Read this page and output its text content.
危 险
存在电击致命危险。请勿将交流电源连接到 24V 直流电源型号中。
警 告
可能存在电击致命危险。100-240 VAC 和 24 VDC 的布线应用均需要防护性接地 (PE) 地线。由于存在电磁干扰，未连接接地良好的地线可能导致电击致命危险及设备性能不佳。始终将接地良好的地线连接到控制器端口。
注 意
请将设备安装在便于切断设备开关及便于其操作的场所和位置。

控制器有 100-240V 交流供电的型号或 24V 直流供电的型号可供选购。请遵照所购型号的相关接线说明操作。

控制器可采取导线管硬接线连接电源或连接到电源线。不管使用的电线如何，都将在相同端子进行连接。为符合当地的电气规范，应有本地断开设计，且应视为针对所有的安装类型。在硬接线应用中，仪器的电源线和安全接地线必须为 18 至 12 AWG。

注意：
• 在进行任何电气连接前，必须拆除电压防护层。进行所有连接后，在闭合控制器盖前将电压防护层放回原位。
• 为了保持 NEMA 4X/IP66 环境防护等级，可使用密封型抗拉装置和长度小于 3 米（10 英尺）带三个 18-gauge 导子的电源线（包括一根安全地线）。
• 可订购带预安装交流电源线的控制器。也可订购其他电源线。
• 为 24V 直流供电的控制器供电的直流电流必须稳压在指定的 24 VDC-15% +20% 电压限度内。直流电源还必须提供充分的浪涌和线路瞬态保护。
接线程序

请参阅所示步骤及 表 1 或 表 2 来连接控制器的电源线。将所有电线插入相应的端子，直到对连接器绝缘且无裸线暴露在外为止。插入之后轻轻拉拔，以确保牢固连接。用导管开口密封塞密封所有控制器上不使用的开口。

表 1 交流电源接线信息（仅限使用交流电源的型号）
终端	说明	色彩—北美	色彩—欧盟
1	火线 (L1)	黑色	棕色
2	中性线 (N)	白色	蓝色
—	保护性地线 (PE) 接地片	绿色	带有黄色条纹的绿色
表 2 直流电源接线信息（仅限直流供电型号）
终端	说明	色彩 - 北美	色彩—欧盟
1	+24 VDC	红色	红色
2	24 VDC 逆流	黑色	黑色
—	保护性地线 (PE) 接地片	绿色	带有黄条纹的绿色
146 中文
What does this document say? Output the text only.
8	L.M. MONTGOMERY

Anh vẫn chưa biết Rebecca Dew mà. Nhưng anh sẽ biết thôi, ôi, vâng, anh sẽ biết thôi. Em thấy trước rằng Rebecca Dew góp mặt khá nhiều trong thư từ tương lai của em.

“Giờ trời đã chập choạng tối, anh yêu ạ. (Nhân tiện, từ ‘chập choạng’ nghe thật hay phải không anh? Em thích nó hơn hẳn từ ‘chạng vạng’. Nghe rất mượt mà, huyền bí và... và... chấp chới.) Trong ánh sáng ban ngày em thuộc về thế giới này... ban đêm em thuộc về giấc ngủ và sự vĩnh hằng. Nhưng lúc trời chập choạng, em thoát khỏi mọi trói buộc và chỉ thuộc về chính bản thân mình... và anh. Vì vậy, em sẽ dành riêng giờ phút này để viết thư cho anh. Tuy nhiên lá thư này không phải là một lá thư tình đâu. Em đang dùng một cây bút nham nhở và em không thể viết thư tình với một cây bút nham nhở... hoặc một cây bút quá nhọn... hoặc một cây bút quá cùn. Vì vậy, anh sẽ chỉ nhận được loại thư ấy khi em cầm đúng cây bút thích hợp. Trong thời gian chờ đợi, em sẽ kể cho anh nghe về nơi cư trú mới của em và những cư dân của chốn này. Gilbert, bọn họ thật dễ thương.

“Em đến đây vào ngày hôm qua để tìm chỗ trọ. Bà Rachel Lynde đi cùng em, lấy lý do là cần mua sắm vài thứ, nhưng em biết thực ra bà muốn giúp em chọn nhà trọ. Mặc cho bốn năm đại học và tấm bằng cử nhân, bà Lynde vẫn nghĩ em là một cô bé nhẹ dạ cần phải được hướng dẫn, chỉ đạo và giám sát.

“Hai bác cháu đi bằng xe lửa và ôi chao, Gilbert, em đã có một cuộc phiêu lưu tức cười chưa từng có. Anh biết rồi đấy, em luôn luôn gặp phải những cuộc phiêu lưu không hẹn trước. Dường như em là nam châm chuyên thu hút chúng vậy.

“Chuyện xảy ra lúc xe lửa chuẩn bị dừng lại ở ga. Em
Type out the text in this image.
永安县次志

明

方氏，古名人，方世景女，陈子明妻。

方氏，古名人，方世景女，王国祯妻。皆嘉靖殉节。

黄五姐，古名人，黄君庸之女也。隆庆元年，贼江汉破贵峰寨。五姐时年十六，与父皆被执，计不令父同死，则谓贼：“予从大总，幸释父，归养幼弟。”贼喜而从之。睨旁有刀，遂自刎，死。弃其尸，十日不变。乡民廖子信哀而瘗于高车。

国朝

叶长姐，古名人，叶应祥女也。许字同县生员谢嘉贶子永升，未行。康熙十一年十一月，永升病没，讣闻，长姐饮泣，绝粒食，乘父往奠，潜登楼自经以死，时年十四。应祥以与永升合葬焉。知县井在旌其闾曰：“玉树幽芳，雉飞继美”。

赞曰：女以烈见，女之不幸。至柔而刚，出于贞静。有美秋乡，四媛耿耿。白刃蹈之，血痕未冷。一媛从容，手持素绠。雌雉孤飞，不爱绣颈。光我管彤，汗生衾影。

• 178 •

**What needs to be done**
Return each line where "chưa" shows up.

**Answer in full**
Anh vẫn chưa biết Rebecca Dew mà. Nhưng anh sẽ biết thôi, ôi, vâng, anh sẽ biết thôi. Em thấy trước rằng Rebecca Dew góp mặt khá nhiều trong thư từ tương lai của em.
“Hai bác cháu đi bằng xe lửa và ôi chao, Gilbert, em đã có một cuộc phiêu lưu tức cười chưa từng có. Anh biết rồi đấy, em luôn luôn gặp phải những cuộc phiêu lưu không hẹn trước. Dường như em là nam châm chuyên thu hút chúng vậy.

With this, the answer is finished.